Reading passage:
════════
To what extent do these stress points affect your research projects? Are there additional issues that you’ve encountered that slow down or derail your work due to issues with project management?

What are some practices you implement to keep your project materials organized?

Antidotes

A good project layout will ultimately make your life easier:

  • It will help ensure the integrity of your data
  • It makes it simpler to share your code with someone else (a lab mate, collaborator, advisor, etc.)
  • It allows you to upload your code with your manuscript submission easily
  • It makes picking the project back up after a break easier.
  • It makes your research reproducible!

We’ll discuss three aspects of project management and then implement those practices for the remainder of this workshop in the RStudio environment.

  1. File/Folder Organization
  2. Storage & Sharing
  3. Using Version Control

Then, we’ll get started on our project!

Project File/Folder Organization


Important principles:

Although there is no “best” way to lay out a project, there are some general principles to adhere to that will make project management easier:

Practice good file-organization

Good Enough Practices for Scientific Computing gives the following recommendations for project organization:

  1. Put each project in its own directory named after the project.
  2. Put text documents associated with the project in the doc directory.
  3. Put raw data and metadata in the data directory and files generated during cleanup and analysis in a results directory.
════════
Data provided:
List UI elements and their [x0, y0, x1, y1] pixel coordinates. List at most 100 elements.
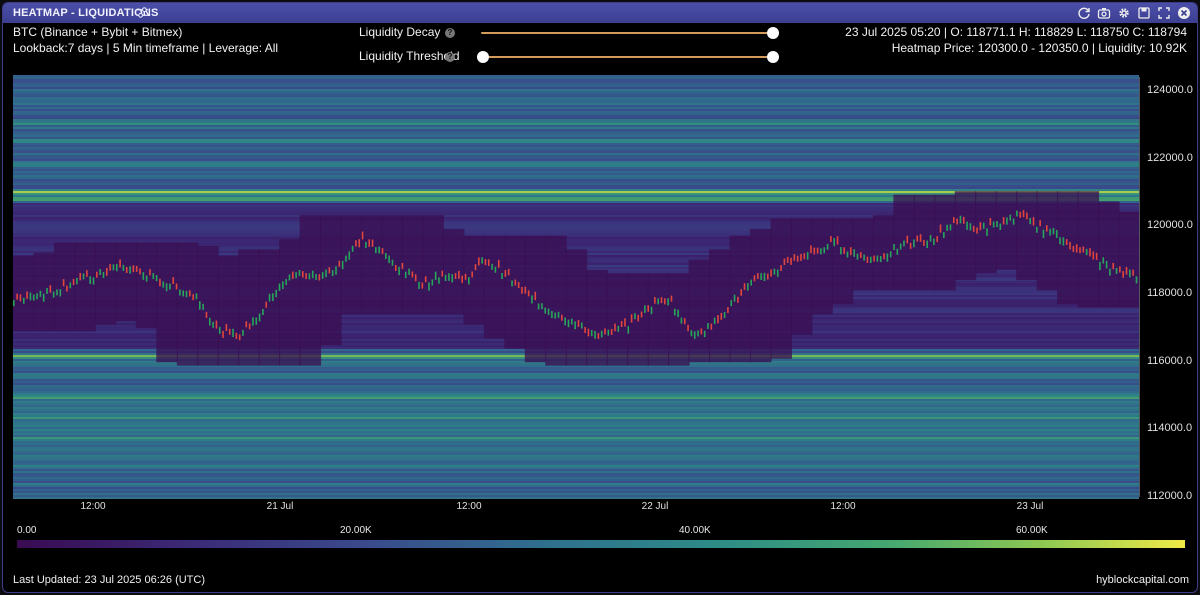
price-candle	[365, 241, 367, 248]
camera-icon[interactable]	[1097, 6, 1111, 20]
price-candle	[909, 242, 912, 249]
price-candle	[321, 272, 324, 279]
liquidity-decay-slider[interactable]	[481, 27, 779, 39]
price-candle	[889, 251, 892, 258]
price-candle	[92, 277, 95, 285]
liquidity-stripe	[13, 75, 1139, 77]
price-candle	[1089, 248, 1091, 257]
price-zone	[770, 218, 792, 359]
price-candle	[242, 329, 244, 336]
price-candle	[800, 253, 802, 261]
price-candle	[574, 321, 576, 330]
refresh-icon[interactable]	[1077, 6, 1091, 20]
price-zone	[1036, 191, 1059, 291]
liquidity-decay-label: Liquidity Decay	[359, 25, 441, 39]
decay-help-icon[interactable]: ?	[445, 28, 455, 38]
sliders-icon[interactable]	[136, 6, 149, 19]
liquidity-stripe	[13, 429, 1139, 431]
price-zone	[176, 242, 199, 366]
liquidity-threshold-slider[interactable]	[477, 51, 779, 63]
price-candle	[1036, 226, 1038, 233]
price-candle	[385, 253, 387, 260]
price-candle	[478, 257, 480, 266]
price-candle	[1002, 217, 1005, 225]
price-candle	[730, 300, 733, 307]
threshold-help-icon[interactable]: ?	[445, 52, 455, 62]
expand-icon[interactable]	[1157, 6, 1171, 20]
liquidation-heatmap[interactable]	[13, 75, 1139, 499]
price-candle	[544, 307, 547, 314]
price-candle	[571, 318, 573, 325]
liquidity-stripe	[13, 379, 1139, 381]
liquidity-stripe	[13, 477, 1139, 479]
price-candle	[517, 281, 520, 288]
price-candle	[106, 268, 108, 276]
liquidity-stripe	[13, 153, 1139, 155]
price-candle	[733, 294, 736, 302]
price-candle	[438, 277, 440, 284]
price-candle	[1099, 261, 1101, 271]
liquidity-stripe	[13, 79, 1139, 81]
price-zone	[279, 239, 301, 366]
close-icon[interactable]	[1177, 6, 1191, 20]
save-icon[interactable]	[1137, 6, 1151, 20]
brand-link[interactable]: hyblockcapital.com	[1096, 574, 1189, 586]
price-zone	[545, 235, 567, 366]
price-candle	[956, 218, 958, 225]
price-candle	[358, 239, 361, 248]
liquidity-stripe	[13, 109, 1139, 111]
price-zone	[13, 256, 35, 332]
price-candle	[836, 236, 839, 245]
price-candle	[647, 305, 650, 312]
price-candle	[444, 274, 447, 282]
price-candle	[996, 221, 998, 228]
price-candle	[650, 306, 653, 315]
price-candle	[561, 314, 563, 321]
liquidity-stripe	[13, 497, 1139, 499]
price-candle	[906, 235, 909, 244]
price-candle	[856, 253, 859, 260]
price-candle	[989, 218, 992, 226]
colorbar-label: 40.00K	[679, 525, 711, 536]
price-zone	[565, 249, 588, 366]
price-candle	[840, 247, 842, 255]
threshold-min-thumb[interactable]	[477, 51, 489, 63]
liquidity-stripe	[13, 481, 1139, 483]
price-candle	[1135, 276, 1138, 284]
liquidity-stripe	[13, 421, 1139, 423]
price-candle	[1109, 268, 1111, 276]
liquidity-stripe	[13, 85, 1139, 87]
price-zone	[647, 273, 670, 366]
liquidity-stripe	[13, 407, 1139, 409]
price-candle	[1049, 228, 1051, 236]
price-zone	[709, 249, 731, 363]
price-candle	[903, 240, 905, 247]
price-candle	[551, 310, 553, 319]
price-candle	[700, 328, 703, 335]
liquidity-stripe	[13, 117, 1139, 119]
price-candle	[1022, 210, 1025, 218]
price-candle	[697, 330, 699, 337]
price-candle	[56, 289, 58, 296]
price-candle	[986, 228, 988, 236]
liquidity-stripe	[13, 483, 1139, 485]
threshold-max-thumb[interactable]	[767, 51, 779, 63]
price-candle	[22, 297, 25, 304]
gear-icon[interactable]	[1117, 6, 1131, 20]
price-candle	[810, 245, 812, 254]
price-candle	[282, 281, 284, 289]
price-candle	[301, 271, 304, 278]
liquidity-stripe	[13, 493, 1139, 495]
price-candle	[278, 283, 281, 291]
colorbar-label: 20.00K	[340, 525, 372, 536]
price-candle	[464, 273, 467, 280]
liquidity-stripe	[13, 413, 1139, 415]
price-candle	[155, 275, 158, 282]
price-candle	[707, 322, 709, 329]
price-candle	[315, 273, 317, 280]
price-zone	[463, 235, 485, 325]
decay-slider-thumb[interactable]	[767, 27, 779, 39]
price-candle	[547, 308, 550, 315]
price-candle	[318, 274, 321, 281]
liquidity-stripe	[13, 469, 1139, 471]
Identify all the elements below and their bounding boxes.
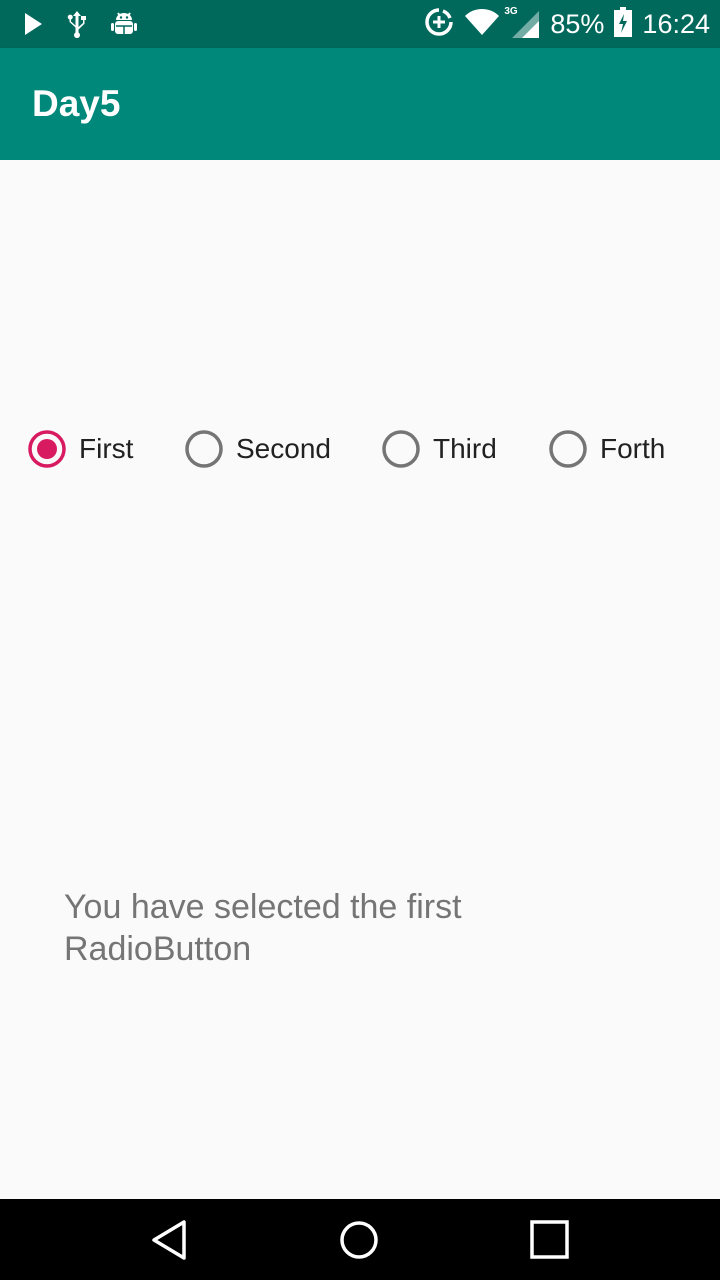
play-icon xyxy=(22,11,44,41)
usb-icon xyxy=(64,10,90,42)
radio-group: First Second Third Forth xyxy=(0,426,720,472)
radio-option-third[interactable]: Third xyxy=(381,426,497,472)
radio-option-forth[interactable]: Forth xyxy=(548,426,665,472)
content-area: First Second Third Forth You have select… xyxy=(0,160,720,1199)
radio-option-first[interactable]: First xyxy=(27,426,133,472)
radio-label-first: First xyxy=(79,433,134,464)
radio-label-second: Second xyxy=(236,433,331,464)
data-saver-icon xyxy=(424,7,454,41)
clock: 16:24 xyxy=(642,9,710,39)
battery-charging-icon xyxy=(614,7,633,41)
network-type-label: 3G xyxy=(504,6,518,17)
battery-percent: 85% xyxy=(550,9,605,39)
radio-checked-icon[interactable] xyxy=(27,429,67,469)
radio-label-third: Third xyxy=(433,433,497,464)
cell-signal-icon: 3G xyxy=(504,6,540,39)
radio-unchecked-icon[interactable] xyxy=(381,429,421,469)
status-bar: 3G 85% 16:24 xyxy=(0,0,720,48)
home-icon[interactable] xyxy=(336,1217,382,1263)
system-status-area: 3G 85% 16:24 xyxy=(424,6,710,42)
wifi-icon xyxy=(464,8,500,40)
android-debug-icon xyxy=(110,10,138,42)
navigation-bar xyxy=(0,1199,720,1280)
recents-icon[interactable] xyxy=(527,1217,573,1263)
notification-icons xyxy=(22,10,138,42)
radio-unchecked-icon[interactable] xyxy=(548,429,588,469)
radio-label-forth: Forth xyxy=(600,433,666,464)
radio-unchecked-icon[interactable] xyxy=(184,429,224,469)
radio-option-second[interactable]: Second xyxy=(184,426,331,472)
back-icon[interactable] xyxy=(148,1217,194,1263)
app-title: Day5 xyxy=(32,83,121,124)
selection-message: You have selected the first RadioButton xyxy=(64,888,462,968)
app-bar: Day5 xyxy=(0,48,720,160)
════════
Complete the following:
1. In the project management text, which three aspects of project management does the workshop plan to discuss?
2. From the project management text, write out the passage starting with "Although there is" and going on through "after the project.".
The material after the project management text stands on its own, apart from that text.

Exercise responses:
1. File/folder organization, storage and sharing, and using version control.

2.
Although there is no “best” way to lay out a project, there are some general principles to adhere to that will make project management easier:

Practice good file-organization

Good Enough Practices for Scientific Computing gives the following recommendations for project organization:

  1. Put each project in its own directory named after the project.